EXERCISE GOAL:
Restate every entry word for word.

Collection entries

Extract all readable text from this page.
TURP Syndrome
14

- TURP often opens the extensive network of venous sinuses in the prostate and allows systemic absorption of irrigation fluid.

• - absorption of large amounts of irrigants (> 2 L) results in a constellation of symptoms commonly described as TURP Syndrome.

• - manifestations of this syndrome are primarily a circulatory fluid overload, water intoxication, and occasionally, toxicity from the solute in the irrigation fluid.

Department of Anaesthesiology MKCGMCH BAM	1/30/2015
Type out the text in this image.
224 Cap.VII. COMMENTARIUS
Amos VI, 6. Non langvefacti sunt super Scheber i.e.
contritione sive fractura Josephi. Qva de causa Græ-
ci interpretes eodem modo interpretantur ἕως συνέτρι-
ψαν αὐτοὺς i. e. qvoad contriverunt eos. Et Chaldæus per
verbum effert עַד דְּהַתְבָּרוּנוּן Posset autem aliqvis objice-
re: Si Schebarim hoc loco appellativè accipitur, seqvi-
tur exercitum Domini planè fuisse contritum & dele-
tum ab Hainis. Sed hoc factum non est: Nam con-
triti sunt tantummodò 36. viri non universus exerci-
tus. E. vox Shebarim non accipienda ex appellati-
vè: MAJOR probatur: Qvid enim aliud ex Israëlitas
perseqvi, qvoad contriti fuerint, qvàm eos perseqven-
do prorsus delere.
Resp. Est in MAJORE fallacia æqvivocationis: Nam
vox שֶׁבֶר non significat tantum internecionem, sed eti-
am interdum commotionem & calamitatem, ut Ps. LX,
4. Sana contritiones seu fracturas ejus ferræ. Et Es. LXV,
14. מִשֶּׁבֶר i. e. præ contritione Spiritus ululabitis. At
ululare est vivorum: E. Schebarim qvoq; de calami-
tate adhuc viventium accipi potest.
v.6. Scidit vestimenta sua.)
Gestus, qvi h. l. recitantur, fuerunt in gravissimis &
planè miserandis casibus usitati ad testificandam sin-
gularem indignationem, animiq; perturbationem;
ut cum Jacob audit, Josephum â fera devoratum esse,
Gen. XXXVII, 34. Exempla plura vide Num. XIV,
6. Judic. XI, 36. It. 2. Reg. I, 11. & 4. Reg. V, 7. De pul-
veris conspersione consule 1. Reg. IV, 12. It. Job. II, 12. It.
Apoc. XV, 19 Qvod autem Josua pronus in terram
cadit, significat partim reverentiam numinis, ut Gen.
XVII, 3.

SOLUTION:
Extract all readable text from this page.
TURP Syndrome
14

- TURP often opens the extensive network of venous sinuses in the prostate and allows systemic absorption of irrigation fluid.

• - absorption of large amounts of irrigants (> 2 L) results in a constellation of symptoms commonly described as TURP Syndrome.

• - manifestations of this syndrome are primarily a circulatory fluid overload, water intoxication, and occasionally, toxicity from the solute in the irrigation fluid.

Department of Anaesthesiology MKCGMCH BAM	1/30/2015
Type out the text in this image.
224 Cap.VII. COMMENTARIUS
Amos VI, 6. Non langvefacti sunt super Scheber i.e.
contritione sive fractura Josephi. Qva de causa Græ-
ci interpretes eodem modo interpretantur ἕως συνέτρι-
ψαν αὐτοὺς i. e. qvoad contriverunt eos. Et Chaldæus per
verbum effert עַד דְּהַתְבָּרוּנוּן Posset autem aliqvis objice-
re: Si Schebarim hoc loco appellativè accipitur, seqvi-
tur exercitum Domini planè fuisse contritum & dele-
tum ab Hainis. Sed hoc factum non est: Nam con-
triti sunt tantummodò 36. viri non universus exerci-
tus. E. vox Shebarim non accipienda ex appellati-
vè: MAJOR probatur: Qvid enim aliud ex Israëlitas
perseqvi, qvoad contriti fuerint, qvàm eos perseqven-
do prorsus delere.
Resp. Est in MAJORE fallacia æqvivocationis: Nam
vox שֶׁבֶר non significat tantum internecionem, sed eti-
am interdum commotionem & calamitatem, ut Ps. LX,
4. Sana contritiones seu fracturas ejus ferræ. Et Es. LXV,
14. מִשֶּׁבֶר i. e. præ contritione Spiritus ululabitis. At
ululare est vivorum: E. Schebarim qvoq; de calami-
tate adhuc viventium accipi potest.
v.6. Scidit vestimenta sua.)
Gestus, qvi h. l. recitantur, fuerunt in gravissimis &
planè miserandis casibus usitati ad testificandam sin-
gularem indignationem, animiq; perturbationem;
ut cum Jacob audit, Josephum â fera devoratum esse,
Gen. XXXVII, 34. Exempla plura vide Num. XIV,
6. Judic. XI, 36. It. 2. Reg. I, 11. & 4. Reg. V, 7. De pul-
veris conspersione consule 1. Reg. IV, 12. It. Job. II, 12. It.
Apoc. XV, 19 Qvod autem Josua pronus in terram
cadit, significat partim reverentiam numinis, ut Gen.
XVII, 3.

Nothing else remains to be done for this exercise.